Work to be completed ▸
Write out the whole listing word for word.

┌────────

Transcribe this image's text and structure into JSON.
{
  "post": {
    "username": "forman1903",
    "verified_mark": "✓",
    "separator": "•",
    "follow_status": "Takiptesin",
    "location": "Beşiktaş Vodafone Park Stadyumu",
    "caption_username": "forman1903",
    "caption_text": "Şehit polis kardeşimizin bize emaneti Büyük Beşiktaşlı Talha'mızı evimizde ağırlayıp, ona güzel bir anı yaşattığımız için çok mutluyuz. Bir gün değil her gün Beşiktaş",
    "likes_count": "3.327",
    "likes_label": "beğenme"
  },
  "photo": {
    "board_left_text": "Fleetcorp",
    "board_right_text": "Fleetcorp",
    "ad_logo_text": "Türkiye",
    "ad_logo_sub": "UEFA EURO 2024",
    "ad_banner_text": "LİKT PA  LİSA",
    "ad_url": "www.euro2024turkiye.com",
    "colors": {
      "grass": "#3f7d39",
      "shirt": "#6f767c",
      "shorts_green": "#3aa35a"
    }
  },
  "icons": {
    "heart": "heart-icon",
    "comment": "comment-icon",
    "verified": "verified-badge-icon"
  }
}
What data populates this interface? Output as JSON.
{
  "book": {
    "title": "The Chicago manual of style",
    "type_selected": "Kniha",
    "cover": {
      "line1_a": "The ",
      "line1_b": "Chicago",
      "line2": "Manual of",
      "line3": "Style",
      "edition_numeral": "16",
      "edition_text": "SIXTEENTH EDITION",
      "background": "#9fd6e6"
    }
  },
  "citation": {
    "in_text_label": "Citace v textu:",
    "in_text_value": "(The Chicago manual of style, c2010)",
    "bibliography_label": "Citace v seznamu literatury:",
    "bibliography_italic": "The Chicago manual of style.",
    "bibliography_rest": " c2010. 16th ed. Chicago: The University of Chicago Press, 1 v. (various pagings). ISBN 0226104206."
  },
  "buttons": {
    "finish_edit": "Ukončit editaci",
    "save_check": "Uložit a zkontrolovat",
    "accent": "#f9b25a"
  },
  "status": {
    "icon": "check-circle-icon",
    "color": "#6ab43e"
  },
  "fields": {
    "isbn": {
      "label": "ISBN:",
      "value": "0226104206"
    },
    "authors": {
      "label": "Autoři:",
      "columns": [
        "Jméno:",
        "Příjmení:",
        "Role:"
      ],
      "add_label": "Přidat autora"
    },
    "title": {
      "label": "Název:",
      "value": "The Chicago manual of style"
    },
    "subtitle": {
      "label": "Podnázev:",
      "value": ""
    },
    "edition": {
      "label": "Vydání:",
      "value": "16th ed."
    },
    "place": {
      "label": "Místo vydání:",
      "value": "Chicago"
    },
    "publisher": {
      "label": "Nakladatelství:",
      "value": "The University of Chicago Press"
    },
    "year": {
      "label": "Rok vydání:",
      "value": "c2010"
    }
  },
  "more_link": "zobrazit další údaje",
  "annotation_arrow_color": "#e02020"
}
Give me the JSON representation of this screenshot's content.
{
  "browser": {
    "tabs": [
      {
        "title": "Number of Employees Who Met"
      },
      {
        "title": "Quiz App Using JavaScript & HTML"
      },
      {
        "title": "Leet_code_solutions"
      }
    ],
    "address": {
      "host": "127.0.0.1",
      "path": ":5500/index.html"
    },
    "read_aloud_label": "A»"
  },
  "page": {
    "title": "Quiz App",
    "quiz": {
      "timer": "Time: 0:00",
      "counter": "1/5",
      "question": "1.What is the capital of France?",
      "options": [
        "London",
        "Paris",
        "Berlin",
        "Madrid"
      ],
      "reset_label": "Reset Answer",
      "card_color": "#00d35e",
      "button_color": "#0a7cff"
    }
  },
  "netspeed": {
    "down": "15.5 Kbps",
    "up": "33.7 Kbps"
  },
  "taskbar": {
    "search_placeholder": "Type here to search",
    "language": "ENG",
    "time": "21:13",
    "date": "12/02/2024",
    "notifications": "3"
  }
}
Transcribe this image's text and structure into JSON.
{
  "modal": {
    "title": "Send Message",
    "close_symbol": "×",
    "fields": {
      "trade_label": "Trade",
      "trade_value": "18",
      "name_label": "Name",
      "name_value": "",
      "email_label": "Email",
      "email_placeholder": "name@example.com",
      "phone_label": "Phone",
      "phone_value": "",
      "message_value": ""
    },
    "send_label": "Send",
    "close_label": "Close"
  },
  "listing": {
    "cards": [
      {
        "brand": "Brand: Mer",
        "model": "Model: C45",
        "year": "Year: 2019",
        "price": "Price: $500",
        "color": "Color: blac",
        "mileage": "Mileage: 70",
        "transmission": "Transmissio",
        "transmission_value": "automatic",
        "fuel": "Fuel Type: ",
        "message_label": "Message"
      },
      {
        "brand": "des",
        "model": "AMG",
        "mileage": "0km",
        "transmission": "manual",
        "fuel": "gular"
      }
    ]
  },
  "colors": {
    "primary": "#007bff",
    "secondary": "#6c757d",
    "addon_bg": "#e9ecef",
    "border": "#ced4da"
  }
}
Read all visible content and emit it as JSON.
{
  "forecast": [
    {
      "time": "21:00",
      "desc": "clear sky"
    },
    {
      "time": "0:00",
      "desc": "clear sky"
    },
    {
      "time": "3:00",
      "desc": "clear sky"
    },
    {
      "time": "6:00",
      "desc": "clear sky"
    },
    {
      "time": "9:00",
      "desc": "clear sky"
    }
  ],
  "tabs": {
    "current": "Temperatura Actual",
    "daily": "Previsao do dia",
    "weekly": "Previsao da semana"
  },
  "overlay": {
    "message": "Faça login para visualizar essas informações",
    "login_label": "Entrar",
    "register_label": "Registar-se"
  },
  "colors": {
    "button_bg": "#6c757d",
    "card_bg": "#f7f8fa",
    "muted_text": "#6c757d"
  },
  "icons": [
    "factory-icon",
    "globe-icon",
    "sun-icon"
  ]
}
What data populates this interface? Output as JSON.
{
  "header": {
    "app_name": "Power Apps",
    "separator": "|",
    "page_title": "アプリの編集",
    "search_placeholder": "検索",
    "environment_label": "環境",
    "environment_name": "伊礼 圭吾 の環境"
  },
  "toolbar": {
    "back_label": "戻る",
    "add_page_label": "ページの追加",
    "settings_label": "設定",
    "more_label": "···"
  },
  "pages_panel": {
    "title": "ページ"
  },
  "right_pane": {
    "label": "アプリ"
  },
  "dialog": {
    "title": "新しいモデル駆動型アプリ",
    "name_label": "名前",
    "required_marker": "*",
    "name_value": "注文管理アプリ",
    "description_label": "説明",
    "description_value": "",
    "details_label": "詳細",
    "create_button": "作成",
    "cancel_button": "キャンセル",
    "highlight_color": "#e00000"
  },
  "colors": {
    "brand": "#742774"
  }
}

└────────

Answer for this exercise ▸
Transcribe this image's text and structure into JSON.
{
  "post": {
    "username": "forman1903",
    "verified_mark": "✓",
    "separator": "•",
    "follow_status": "Takiptesin",
    "location": "Beşiktaş Vodafone Park Stadyumu",
    "caption_username": "forman1903",
    "caption_text": "Şehit polis kardeşimizin bize emaneti Büyük Beşiktaşlı Talha'mızı evimizde ağırlayıp, ona güzel bir anı yaşattığımız için çok mutluyuz. Bir gün değil her gün Beşiktaş",
    "likes_count": "3.327",
    "likes_label": "beğenme"
  },
  "photo": {
    "board_left_text": "Fleetcorp",
    "board_right_text": "Fleetcorp",
    "ad_logo_text": "Türkiye",
    "ad_logo_sub": "UEFA EURO 2024",
    "ad_banner_text": "LİKT PA  LİSA",
    "ad_url": "www.euro2024turkiye.com",
    "colors": {
      "grass": "#3f7d39",
      "shirt": "#6f767c",
      "shorts_green": "#3aa35a"
    }
  },
  "icons": {
    "heart": "heart-icon",
    "comment": "comment-icon",
    "verified": "verified-badge-icon"
  }
}
What data populates this interface? Output as JSON.
{
  "book": {
    "title": "The Chicago manual of style",
    "type_selected": "Kniha",
    "cover": {
      "line1_a": "The ",
      "line1_b": "Chicago",
      "line2": "Manual of",
      "line3": "Style",
      "edition_numeral": "16",
      "edition_text": "SIXTEENTH EDITION",
      "background": "#9fd6e6"
    }
  },
  "citation": {
    "in_text_label": "Citace v textu:",
    "in_text_value": "(The Chicago manual of style, c2010)",
    "bibliography_label": "Citace v seznamu literatury:",
    "bibliography_italic": "The Chicago manual of style.",
    "bibliography_rest": " c2010. 16th ed. Chicago: The University of Chicago Press, 1 v. (various pagings). ISBN 0226104206."
  },
  "buttons": {
    "finish_edit": "Ukončit editaci",
    "save_check": "Uložit a zkontrolovat",
    "accent": "#f9b25a"
  },
  "status": {
    "icon": "check-circle-icon",
    "color": "#6ab43e"
  },
  "fields": {
    "isbn": {
      "label": "ISBN:",
      "value": "0226104206"
    },
    "authors": {
      "label": "Autoři:",
      "columns": [
        "Jméno:",
        "Příjmení:",
        "Role:"
      ],
      "add_label": "Přidat autora"
    },
    "title": {
      "label": "Název:",
      "value": "The Chicago manual of style"
    },
    "subtitle": {
      "label": "Podnázev:",
      "value": ""
    },
    "edition": {
      "label": "Vydání:",
      "value": "16th ed."
    },
    "place": {
      "label": "Místo vydání:",
      "value": "Chicago"
    },
    "publisher": {
      "label": "Nakladatelství:",
      "value": "The University of Chicago Press"
    },
    "year": {
      "label": "Rok vydání:",
      "value": "c2010"
    }
  },
  "more_link": "zobrazit další údaje",
  "annotation_arrow_color": "#e02020"
}
Give me the JSON representation of this screenshot's content.
{
  "browser": {
    "tabs": [
      {
        "title": "Number of Employees Who Met"
      },
      {
        "title": "Quiz App Using JavaScript & HTML"
      },
      {
        "title": "Leet_code_solutions"
      }
    ],
    "address": {
      "host": "127.0.0.1",
      "path": ":5500/index.html"
    },
    "read_aloud_label": "A»"
  },
  "page": {
    "title": "Quiz App",
    "quiz": {
      "timer": "Time: 0:00",
      "counter": "1/5",
      "question": "1.What is the capital of France?",
      "options": [
        "London",
        "Paris",
        "Berlin",
        "Madrid"
      ],
      "reset_label": "Reset Answer",
      "card_color": "#00d35e",
      "button_color": "#0a7cff"
    }
  },
  "netspeed": {
    "down": "15.5 Kbps",
    "up": "33.7 Kbps"
  },
  "taskbar": {
    "search_placeholder": "Type here to search",
    "language": "ENG",
    "time": "21:13",
    "date": "12/02/2024",
    "notifications": "3"
  }
}
Transcribe this image's text and structure into JSON.
{
  "modal": {
    "title": "Send Message",
    "close_symbol": "×",
    "fields": {
      "trade_label": "Trade",
      "trade_value": "18",
      "name_label": "Name",
      "name_value": "",
      "email_label": "Email",
      "email_placeholder": "name@example.com",
      "phone_label": "Phone",
      "phone_value": "",
      "message_value": ""
    },
    "send_label": "Send",
    "close_label": "Close"
  },
  "listing": {
    "cards": [
      {
        "brand": "Brand: Mer",
        "model": "Model: C45",
        "year": "Year: 2019",
        "price": "Price: $500",
        "color": "Color: blac",
        "mileage": "Mileage: 70",
        "transmission": "Transmissio",
        "transmission_value": "automatic",
        "fuel": "Fuel Type: ",
        "message_label": "Message"
      },
      {
        "brand": "des",
        "model": "AMG",
        "mileage": "0km",
        "transmission": "manual",
        "fuel": "gular"
      }
    ]
  },
  "colors": {
    "primary": "#007bff",
    "secondary": "#6c757d",
    "addon_bg": "#e9ecef",
    "border": "#ced4da"
  }
}
Read all visible content and emit it as JSON.
{
  "forecast": [
    {
      "time": "21:00",
      "desc": "clear sky"
    },
    {
      "time": "0:00",
      "desc": "clear sky"
    },
    {
      "time": "3:00",
      "desc": "clear sky"
    },
    {
      "time": "6:00",
      "desc": "clear sky"
    },
    {
      "time": "9:00",
      "desc": "clear sky"
    }
  ],
  "tabs": {
    "current": "Temperatura Actual",
    "daily": "Previsao do dia",
    "weekly": "Previsao da semana"
  },
  "overlay": {
    "message": "Faça login para visualizar essas informações",
    "login_label": "Entrar",
    "register_label": "Registar-se"
  },
  "colors": {
    "button_bg": "#6c757d",
    "card_bg": "#f7f8fa",
    "muted_text": "#6c757d"
  },
  "icons": [
    "factory-icon",
    "globe-icon",
    "sun-icon"
  ]
}
What data populates this interface? Output as JSON.
{
  "header": {
    "app_name": "Power Apps",
    "separator": "|",
    "page_title": "アプリの編集",
    "search_placeholder": "検索",
    "environment_label": "環境",
    "environment_name": "伊礼 圭吾 の環境"
  },
  "toolbar": {
    "back_label": "戻る",
    "add_page_label": "ページの追加",
    "settings_label": "設定",
    "more_label": "···"
  },
  "pages_panel": {
    "title": "ページ"
  },
  "right_pane": {
    "label": "アプリ"
  },
  "dialog": {
    "title": "新しいモデル駆動型アプリ",
    "name_label": "名前",
    "required_marker": "*",
    "name_value": "注文管理アプリ",
    "description_label": "説明",
    "description_value": "",
    "details_label": "詳細",
    "create_button": "作成",
    "cancel_button": "キャンセル",
    "highlight_color": "#e00000"
  },
  "colors": {
    "brand": "#742774"
  }
}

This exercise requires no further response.